Chart and figure data:

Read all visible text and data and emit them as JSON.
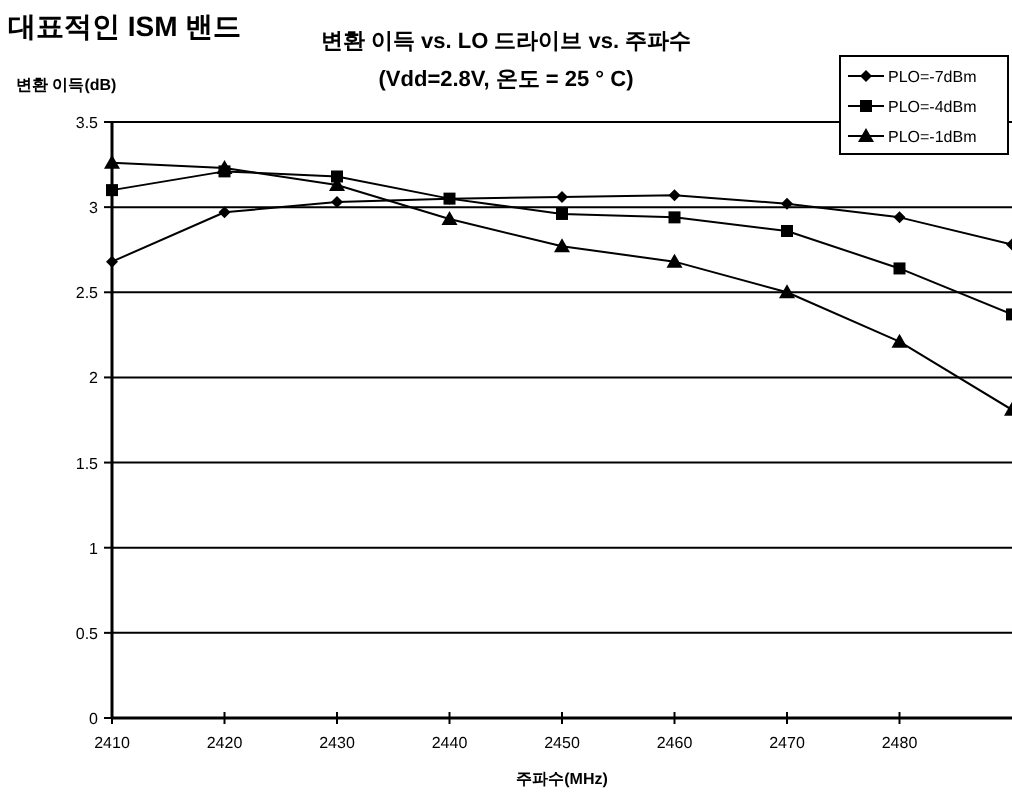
{
  "chart_data": {
    "type": "line",
    "title": "변환 이득 vs. LO 드라이브 vs. 주파수",
    "subtitle": "(Vdd=2.8V, 온도 = 25 ° C)",
    "annotations": [
      "대표적인 ISM 밴드"
    ],
    "xlabel": "주파수(MHz)",
    "ylabel": "변환 이득(dB)",
    "x": [
      2410,
      2420,
      2430,
      2440,
      2450,
      2460,
      2470,
      2480,
      2490
    ],
    "xlim": [
      2410,
      2490
    ],
    "xticks": [
      2410,
      2420,
      2430,
      2440,
      2450,
      2460,
      2470,
      2480
    ],
    "ylim": [
      0,
      3.5
    ],
    "yticks": [
      0,
      0.5,
      1,
      1.5,
      2,
      2.5,
      3,
      3.5
    ],
    "grid": "y",
    "legend": "top right",
    "series": [
      {
        "name": "PLO=-7dBm",
        "color": "#000000",
        "marker": "diamond",
        "values": [
          2.68,
          2.97,
          3.03,
          3.05,
          3.06,
          3.07,
          3.02,
          2.94,
          2.78
        ]
      },
      {
        "name": "PLO=-4dBm",
        "color": "#000000",
        "marker": "square",
        "values": [
          3.1,
          3.21,
          3.18,
          3.05,
          2.96,
          2.94,
          2.86,
          2.64,
          2.37
        ]
      },
      {
        "name": "PLO=-1dBm",
        "color": "#000000",
        "marker": "triangle",
        "values": [
          3.26,
          3.23,
          3.13,
          2.93,
          2.77,
          2.68,
          2.5,
          2.21,
          1.81
        ]
      }
    ]
  }
}
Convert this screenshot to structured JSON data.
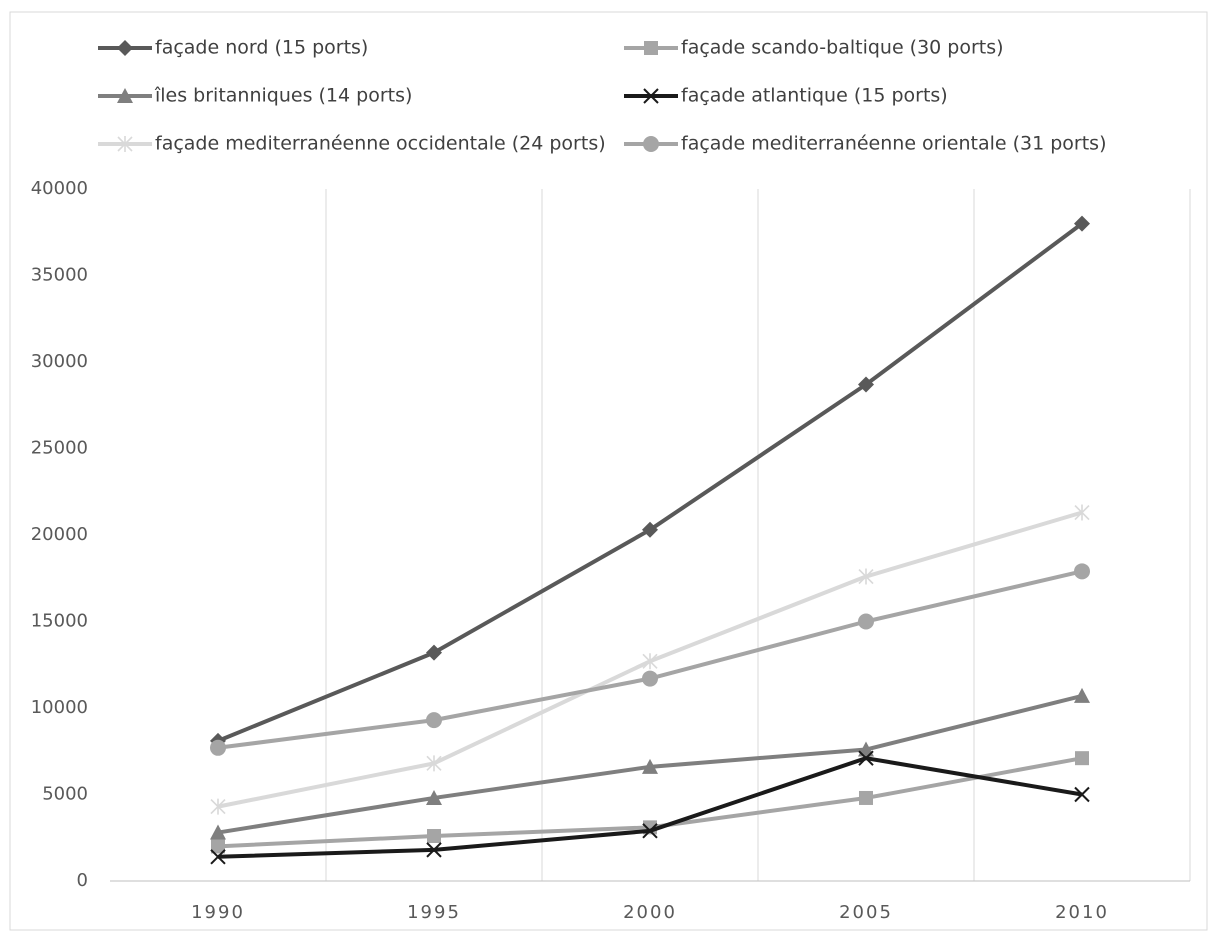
{
  "chart_data": {
    "type": "line",
    "categories": [
      "1990",
      "1995",
      "2000",
      "2005",
      "2010"
    ],
    "series": [
      {
        "name": "façade nord (15 ports)",
        "color": "#595959",
        "marker": "diamond",
        "values": [
          8100,
          13200,
          20300,
          28700,
          38000
        ]
      },
      {
        "name": "façade scando-baltique (30 ports)",
        "color": "#a5a5a5",
        "marker": "square",
        "values": [
          2000,
          2600,
          3100,
          4800,
          7100
        ]
      },
      {
        "name": "îles britanniques (14 ports)",
        "color": "#7f7f7f",
        "marker": "triangle",
        "values": [
          2800,
          4800,
          6600,
          7600,
          10700
        ]
      },
      {
        "name": "façade atlantique (15 ports)",
        "color": "#1a1a1a",
        "marker": "x",
        "values": [
          1400,
          1800,
          2900,
          7100,
          5000
        ]
      },
      {
        "name": "façade mediterranéenne occidentale (24 ports)",
        "color": "#d9d9d9",
        "marker": "star",
        "values": [
          4300,
          6800,
          12700,
          17600,
          21300
        ]
      },
      {
        "name": "façade mediterranéenne orientale (31 ports)",
        "color": "#a5a5a5",
        "marker": "circle",
        "values": [
          7700,
          9300,
          11700,
          15000,
          17900
        ]
      }
    ],
    "ylim": [
      0,
      40000
    ],
    "yticks": [
      0,
      5000,
      10000,
      15000,
      20000,
      25000,
      30000,
      35000,
      40000
    ],
    "grid": false,
    "x_grid": true,
    "legend": "top"
  }
}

» WHAT THE TASK ASKS: Without the pictures, restate each entry exactly.

» RESULT OF THE TASK:
Read all visible text and data and emit them as JSON.
{
  "chart_data": {
    "type": "line",
    "title": "변환 이득 vs. LO 드라이브 vs. 주파수",
    "subtitle": "(Vdd=2.8V, 온도 = 25 ° C)",
    "annotations": [
      "대표적인 ISM 밴드"
    ],
    "xlabel": "주파수(MHz)",
    "ylabel": "변환 이득(dB)",
    "x": [
      2410,
      2420,
      2430,
      2440,
      2450,
      2460,
      2470,
      2480,
      2490
    ],
    "xlim": [
      2410,
      2490
    ],
    "xticks": [
      2410,
      2420,
      2430,
      2440,
      2450,
      2460,
      2470,
      2480
    ],
    "ylim": [
      0,
      3.5
    ],
    "yticks": [
      0,
      0.5,
      1,
      1.5,
      2,
      2.5,
      3,
      3.5
    ],
    "grid": "y",
    "legend": "top right",
    "series": [
      {
        "name": "PLO=-7dBm",
        "color": "#000000",
        "marker": "diamond",
        "values": [
          2.68,
          2.97,
          3.03,
          3.05,
          3.06,
          3.07,
          3.02,
          2.94,
          2.78
        ]
      },
      {
        "name": "PLO=-4dBm",
        "color": "#000000",
        "marker": "square",
        "values": [
          3.1,
          3.21,
          3.18,
          3.05,
          2.96,
          2.94,
          2.86,
          2.64,
          2.37
        ]
      },
      {
        "name": "PLO=-1dBm",
        "color": "#000000",
        "marker": "triangle",
        "values": [
          3.26,
          3.23,
          3.13,
          2.93,
          2.77,
          2.68,
          2.5,
          2.21,
          1.81
        ]
      }
    ]
  }
}
Convert this screenshot to structured JSON data.
{
  "chart_data": {
    "type": "line",
    "categories": [
      "1990",
      "1995",
      "2000",
      "2005",
      "2010"
    ],
    "series": [
      {
        "name": "façade nord (15 ports)",
        "color": "#595959",
        "marker": "diamond",
        "values": [
          8100,
          13200,
          20300,
          28700,
          38000
        ]
      },
      {
        "name": "façade scando-baltique (30 ports)",
        "color": "#a5a5a5",
        "marker": "square",
        "values": [
          2000,
          2600,
          3100,
          4800,
          7100
        ]
      },
      {
        "name": "îles britanniques (14 ports)",
        "color": "#7f7f7f",
        "marker": "triangle",
        "values": [
          2800,
          4800,
          6600,
          7600,
          10700
        ]
      },
      {
        "name": "façade atlantique (15 ports)",
        "color": "#1a1a1a",
        "marker": "x",
        "values": [
          1400,
          1800,
          2900,
          7100,
          5000
        ]
      },
      {
        "name": "façade mediterranéenne occidentale (24 ports)",
        "color": "#d9d9d9",
        "marker": "star",
        "values": [
          4300,
          6800,
          12700,
          17600,
          21300
        ]
      },
      {
        "name": "façade mediterranéenne orientale (31 ports)",
        "color": "#a5a5a5",
        "marker": "circle",
        "values": [
          7700,
          9300,
          11700,
          15000,
          17900
        ]
      }
    ],
    "ylim": [
      0,
      40000
    ],
    "yticks": [
      0,
      5000,
      10000,
      15000,
      20000,
      25000,
      30000,
      35000,
      40000
    ],
    "grid": false,
    "x_grid": true,
    "legend": "top"
  }
}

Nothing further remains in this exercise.